• _Figure data in JSON_
━━━━━━
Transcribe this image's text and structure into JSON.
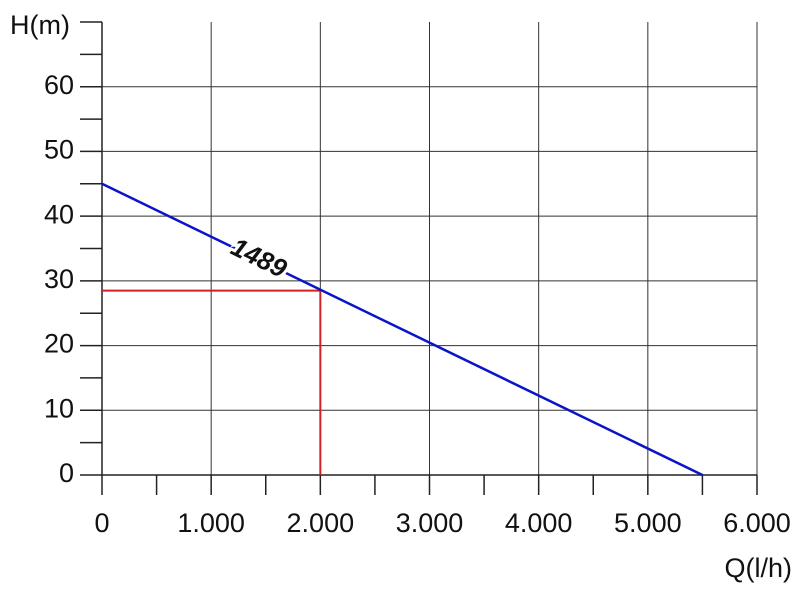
{
  "chart_data": {
    "type": "line",
    "xlabel": "Q(l/h)",
    "ylabel": "H(m)",
    "xlim": [
      0,
      6000
    ],
    "ylim": [
      0,
      70
    ],
    "xticks": [
      0,
      {
        "value": 1000,
        "label": "1.000"
      },
      {
        "value": 2000,
        "label": "2.000"
      },
      {
        "value": 3000,
        "label": "3.000"
      },
      {
        "value": 4000,
        "label": "4.000"
      },
      {
        "value": 5000,
        "label": "5.000"
      },
      {
        "value": 6000,
        "label": "6.000"
      }
    ],
    "yticks": [
      0,
      10,
      20,
      30,
      40,
      50,
      60
    ],
    "grid": true,
    "series": [
      {
        "name": "1489",
        "color": "#0a14c8",
        "x": [
          0,
          5500
        ],
        "values": [
          45,
          0
        ]
      }
    ],
    "operating_point": {
      "x": 2000,
      "y": 28.5,
      "color": "#d42020"
    }
  }
}
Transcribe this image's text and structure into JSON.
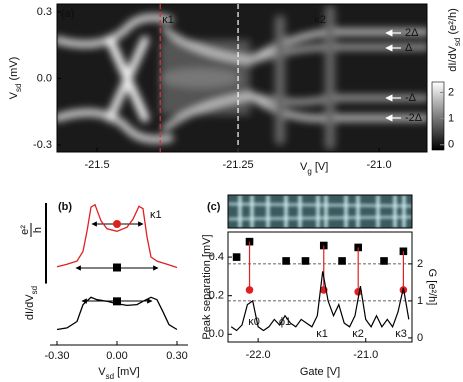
━━━━━━
• _PROMPT_
Exact duplication of all the records is required; pictures are omitted from the copy.

• _SOLUTION_
Transcribe this image's text and structure into JSON.
{
  "chart_data": {
    "type": "line",
    "xlabel": "Q(l/h)",
    "ylabel": "H(m)",
    "xlim": [
      0,
      6000
    ],
    "ylim": [
      0,
      70
    ],
    "xticks": [
      0,
      {
        "value": 1000,
        "label": "1.000"
      },
      {
        "value": 2000,
        "label": "2.000"
      },
      {
        "value": 3000,
        "label": "3.000"
      },
      {
        "value": 4000,
        "label": "4.000"
      },
      {
        "value": 5000,
        "label": "5.000"
      },
      {
        "value": 6000,
        "label": "6.000"
      }
    ],
    "yticks": [
      0,
      10,
      20,
      30,
      40,
      50,
      60
    ],
    "grid": true,
    "series": [
      {
        "name": "1489",
        "color": "#0a14c8",
        "x": [
          0,
          5500
        ],
        "values": [
          45,
          0
        ]
      }
    ],
    "operating_point": {
      "x": 2000,
      "y": 28.5,
      "color": "#d42020"
    }
  }
}
Transcribe this image's text and structure into JSON.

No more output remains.